Cook was the last living member of the United Spanish War Veterans (USWV). The USWV was an organization of veterans of the Spanish–American War and the Philippine–American War who had served between 1898 and 1902. Cook was eligible to be a member of the USWV because he had enlisted during the Philippine–American War.

Cook was often referred to as a veteran of the Spanish–American War, but the Spanish–American War officially ended in August 1898 and Cook did not enlist in the Navy until April 1901. Because Cook was a member of the USWV, many assumed that he was a Spanish–American War veteran.

Cook was mistakenly recognized as the longest surviving U.S. veteran of that war at the time of his death in 1992 (although there is a claim that Jones Morgan was a Spanish–American War veteran and survived longer). Cook was, however, likely the last surviving veteran of the Philippine–American War.

When Cook turned 104, he received a congratulatory letter from George H. W. Bush and guests watched a video presentation about his life. Cook's younger daughter, Eleanor Kay of Tempe, Arizona, also said around this time: "He was a Navy man throughout. Navy. Navy. Navy. He lived for the Navy. Yes, he had a wife and family, and he enjoyed coming home to see them. But he also enjoyed getting back to his ship."

Awards
 Navy Commendation Ribbon (Later changed to the Navy Commendation Medal.)

§ Brief
Continue the text about Cook and his Navy service from the point where it stops.

§ Supplied material
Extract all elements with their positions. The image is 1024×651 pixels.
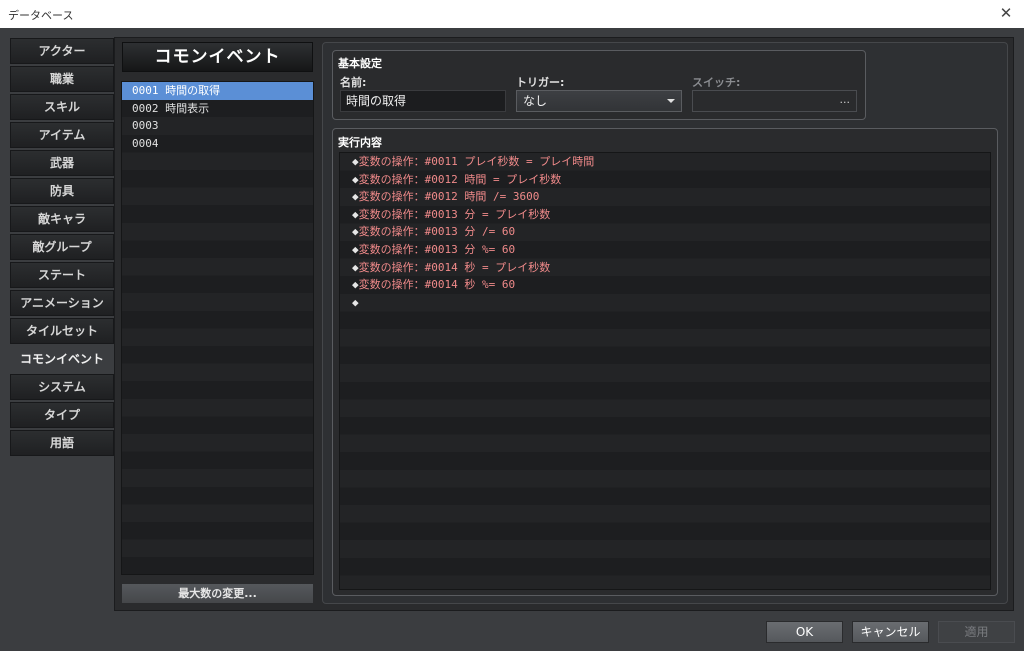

§ Reply
 Philippine Campaign Medal
 China Campaign Medal
 Mexican Service Medal
 First World War Victory Medal
 American Defense Service Medal
 American Campaign Medal
 World War Two Victory Medal

See also
 Last surviving United States war veterans

References

External links
 
 Interview with Nathan E. Cook. 1989.
 Oldest known U.S. veteran, Nathan E. Cook, dies at 106. Houston Chronicle. September 11, 1992. Accessed from October 28, 2012.
 Article from the Vanguard "The Spanish–American War Veteran," Veterans Administration Nov./Dec. 1988. lcweb2.loc.gov Accessed from May 7, 2013.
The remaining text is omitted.